**What the exercise asks**
Every record must be written out once more, with nothing added or omitted.

[Data entries]
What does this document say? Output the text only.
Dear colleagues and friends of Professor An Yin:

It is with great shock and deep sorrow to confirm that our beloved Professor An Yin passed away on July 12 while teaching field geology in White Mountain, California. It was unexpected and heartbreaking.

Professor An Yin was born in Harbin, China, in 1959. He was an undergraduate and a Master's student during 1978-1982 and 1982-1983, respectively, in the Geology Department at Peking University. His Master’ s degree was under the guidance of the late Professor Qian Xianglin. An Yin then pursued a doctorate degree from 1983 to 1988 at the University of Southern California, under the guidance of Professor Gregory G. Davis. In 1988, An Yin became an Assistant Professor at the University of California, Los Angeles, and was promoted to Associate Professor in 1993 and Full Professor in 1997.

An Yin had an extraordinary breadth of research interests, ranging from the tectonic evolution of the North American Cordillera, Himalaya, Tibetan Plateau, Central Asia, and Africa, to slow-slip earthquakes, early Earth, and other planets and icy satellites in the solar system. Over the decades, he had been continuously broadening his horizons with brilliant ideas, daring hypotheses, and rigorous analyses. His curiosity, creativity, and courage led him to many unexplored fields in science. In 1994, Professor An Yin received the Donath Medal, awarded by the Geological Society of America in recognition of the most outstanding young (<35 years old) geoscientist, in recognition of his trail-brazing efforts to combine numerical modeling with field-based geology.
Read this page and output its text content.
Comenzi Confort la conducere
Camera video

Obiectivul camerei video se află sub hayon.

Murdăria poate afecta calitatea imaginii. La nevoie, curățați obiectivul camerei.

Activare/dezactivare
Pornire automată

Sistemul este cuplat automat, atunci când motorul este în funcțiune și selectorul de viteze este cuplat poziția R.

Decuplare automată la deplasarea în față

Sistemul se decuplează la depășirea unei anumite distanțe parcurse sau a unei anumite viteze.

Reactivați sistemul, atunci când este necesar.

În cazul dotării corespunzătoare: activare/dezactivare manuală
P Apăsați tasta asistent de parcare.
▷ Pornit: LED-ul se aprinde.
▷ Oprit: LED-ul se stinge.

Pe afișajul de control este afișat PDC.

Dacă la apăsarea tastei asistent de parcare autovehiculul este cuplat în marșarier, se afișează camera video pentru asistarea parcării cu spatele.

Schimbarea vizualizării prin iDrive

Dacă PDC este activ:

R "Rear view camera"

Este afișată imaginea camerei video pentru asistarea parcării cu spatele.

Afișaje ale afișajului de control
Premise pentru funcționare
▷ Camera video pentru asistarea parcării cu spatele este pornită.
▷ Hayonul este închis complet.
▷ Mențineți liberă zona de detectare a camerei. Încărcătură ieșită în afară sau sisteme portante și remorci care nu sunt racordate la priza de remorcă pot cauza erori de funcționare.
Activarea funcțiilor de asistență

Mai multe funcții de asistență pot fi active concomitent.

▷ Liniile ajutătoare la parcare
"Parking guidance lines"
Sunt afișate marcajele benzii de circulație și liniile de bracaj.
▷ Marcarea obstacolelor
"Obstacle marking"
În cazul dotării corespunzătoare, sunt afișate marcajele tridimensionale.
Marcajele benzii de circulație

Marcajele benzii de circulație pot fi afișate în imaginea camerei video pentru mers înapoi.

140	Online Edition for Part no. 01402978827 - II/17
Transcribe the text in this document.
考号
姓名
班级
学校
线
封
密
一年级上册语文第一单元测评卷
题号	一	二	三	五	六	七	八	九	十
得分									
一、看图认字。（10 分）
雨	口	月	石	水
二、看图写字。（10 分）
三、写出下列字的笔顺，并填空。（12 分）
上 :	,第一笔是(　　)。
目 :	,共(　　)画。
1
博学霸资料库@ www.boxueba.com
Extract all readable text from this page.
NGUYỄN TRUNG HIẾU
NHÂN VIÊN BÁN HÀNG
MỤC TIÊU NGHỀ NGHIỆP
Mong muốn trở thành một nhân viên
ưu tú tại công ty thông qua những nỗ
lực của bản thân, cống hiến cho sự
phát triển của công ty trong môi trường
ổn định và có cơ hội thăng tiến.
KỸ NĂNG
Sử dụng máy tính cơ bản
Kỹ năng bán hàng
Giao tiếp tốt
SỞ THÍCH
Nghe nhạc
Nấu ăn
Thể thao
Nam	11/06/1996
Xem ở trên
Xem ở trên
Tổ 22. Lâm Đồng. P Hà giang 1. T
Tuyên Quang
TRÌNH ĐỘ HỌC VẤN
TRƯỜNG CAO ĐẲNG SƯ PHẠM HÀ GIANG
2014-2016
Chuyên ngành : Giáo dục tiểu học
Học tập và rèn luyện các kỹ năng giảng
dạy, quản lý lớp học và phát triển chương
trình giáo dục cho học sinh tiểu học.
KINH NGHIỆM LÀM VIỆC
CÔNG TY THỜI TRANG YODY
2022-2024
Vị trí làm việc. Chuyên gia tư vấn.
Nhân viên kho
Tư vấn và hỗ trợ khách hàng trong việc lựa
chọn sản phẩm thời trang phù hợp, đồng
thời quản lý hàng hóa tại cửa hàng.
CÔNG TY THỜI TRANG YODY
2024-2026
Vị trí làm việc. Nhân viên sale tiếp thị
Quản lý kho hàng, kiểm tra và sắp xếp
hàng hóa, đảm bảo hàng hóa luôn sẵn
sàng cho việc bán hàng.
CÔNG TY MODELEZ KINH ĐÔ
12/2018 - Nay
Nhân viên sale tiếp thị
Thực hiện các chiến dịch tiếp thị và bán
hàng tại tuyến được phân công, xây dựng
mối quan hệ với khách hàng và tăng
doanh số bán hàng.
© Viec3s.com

**Exercise result**
What does this document say? Output the text only.
Dear colleagues and friends of Professor An Yin:

It is with great shock and deep sorrow to confirm that our beloved Professor An Yin passed away on July 12 while teaching field geology in White Mountain, California. It was unexpected and heartbreaking.

Professor An Yin was born in Harbin, China, in 1959. He was an undergraduate and a Master's student during 1978-1982 and 1982-1983, respectively, in the Geology Department at Peking University. His Master’ s degree was under the guidance of the late Professor Qian Xianglin. An Yin then pursued a doctorate degree from 1983 to 1988 at the University of Southern California, under the guidance of Professor Gregory G. Davis. In 1988, An Yin became an Assistant Professor at the University of California, Los Angeles, and was promoted to Associate Professor in 1993 and Full Professor in 1997.

An Yin had an extraordinary breadth of research interests, ranging from the tectonic evolution of the North American Cordillera, Himalaya, Tibetan Plateau, Central Asia, and Africa, to slow-slip earthquakes, early Earth, and other planets and icy satellites in the solar system. Over the decades, he had been continuously broadening his horizons with brilliant ideas, daring hypotheses, and rigorous analyses. His curiosity, creativity, and courage led him to many unexplored fields in science. In 1994, Professor An Yin received the Donath Medal, awarded by the Geological Society of America in recognition of the most outstanding young (<35 years old) geoscientist, in recognition of his trail-brazing efforts to combine numerical modeling with field-based geology.
Read this page and output its text content.
Comenzi Confort la conducere
Camera video

Obiectivul camerei video se află sub hayon.

Murdăria poate afecta calitatea imaginii. La nevoie, curățați obiectivul camerei.

Activare/dezactivare
Pornire automată

Sistemul este cuplat automat, atunci când motorul este în funcțiune și selectorul de viteze este cuplat poziția R.

Decuplare automată la deplasarea în față

Sistemul se decuplează la depășirea unei anumite distanțe parcurse sau a unei anumite viteze.

Reactivați sistemul, atunci când este necesar.

În cazul dotării corespunzătoare: activare/dezactivare manuală
P Apăsați tasta asistent de parcare.
▷ Pornit: LED-ul se aprinde.
▷ Oprit: LED-ul se stinge.

Pe afișajul de control este afișat PDC.

Dacă la apăsarea tastei asistent de parcare autovehiculul este cuplat în marșarier, se afișează camera video pentru asistarea parcării cu spatele.

Schimbarea vizualizării prin iDrive

Dacă PDC este activ:

R "Rear view camera"

Este afișată imaginea camerei video pentru asistarea parcării cu spatele.

Afișaje ale afișajului de control
Premise pentru funcționare
▷ Camera video pentru asistarea parcării cu spatele este pornită.
▷ Hayonul este închis complet.
▷ Mențineți liberă zona de detectare a camerei. Încărcătură ieșită în afară sau sisteme portante și remorci care nu sunt racordate la priza de remorcă pot cauza erori de funcționare.
Activarea funcțiilor de asistență

Mai multe funcții de asistență pot fi active concomitent.

▷ Liniile ajutătoare la parcare
"Parking guidance lines"
Sunt afișate marcajele benzii de circulație și liniile de bracaj.
▷ Marcarea obstacolelor
"Obstacle marking"
În cazul dotării corespunzătoare, sunt afișate marcajele tridimensionale.
Marcajele benzii de circulație

Marcajele benzii de circulație pot fi afișate în imaginea camerei video pentru mers înapoi.

140	Online Edition for Part no. 01402978827 - II/17
Transcribe the text in this document.
考号
姓名
班级
学校
线
封
密
一年级上册语文第一单元测评卷
题号	一	二	三	五	六	七	八	九	十
得分									
一、看图认字。（10 分）
雨	口	月	石	水
二、看图写字。（10 分）
三、写出下列字的笔顺，并填空。（12 分）
上 :	,第一笔是(　　)。
目 :	,共(　　)画。
1
博学霸资料库@ www.boxueba.com
Extract all readable text from this page.
NGUYỄN TRUNG HIẾU
NHÂN VIÊN BÁN HÀNG
MỤC TIÊU NGHỀ NGHIỆP
Mong muốn trở thành một nhân viên
ưu tú tại công ty thông qua những nỗ
lực của bản thân, cống hiến cho sự
phát triển của công ty trong môi trường
ổn định và có cơ hội thăng tiến.
KỸ NĂNG
Sử dụng máy tính cơ bản
Kỹ năng bán hàng
Giao tiếp tốt
SỞ THÍCH
Nghe nhạc
Nấu ăn
Thể thao
Nam	11/06/1996
Xem ở trên
Xem ở trên
Tổ 22. Lâm Đồng. P Hà giang 1. T
Tuyên Quang
TRÌNH ĐỘ HỌC VẤN
TRƯỜNG CAO ĐẲNG SƯ PHẠM HÀ GIANG
2014-2016
Chuyên ngành : Giáo dục tiểu học
Học tập và rèn luyện các kỹ năng giảng
dạy, quản lý lớp học và phát triển chương
trình giáo dục cho học sinh tiểu học.
KINH NGHIỆM LÀM VIỆC
CÔNG TY THỜI TRANG YODY
2022-2024
Vị trí làm việc. Chuyên gia tư vấn.
Nhân viên kho
Tư vấn và hỗ trợ khách hàng trong việc lựa
chọn sản phẩm thời trang phù hợp, đồng
thời quản lý hàng hóa tại cửa hàng.
CÔNG TY THỜI TRANG YODY
2024-2026
Vị trí làm việc. Nhân viên sale tiếp thị
Quản lý kho hàng, kiểm tra và sắp xếp
hàng hóa, đảm bảo hàng hóa luôn sẵn
sàng cho việc bán hàng.
CÔNG TY MODELEZ KINH ĐÔ
12/2018 - Nay
Nhân viên sale tiếp thị
Thực hiện các chiến dịch tiếp thị và bán
hàng tại tuyến được phân công, xây dựng
mối quan hệ với khách hàng và tăng
doanh số bán hàng.
© Viec3s.com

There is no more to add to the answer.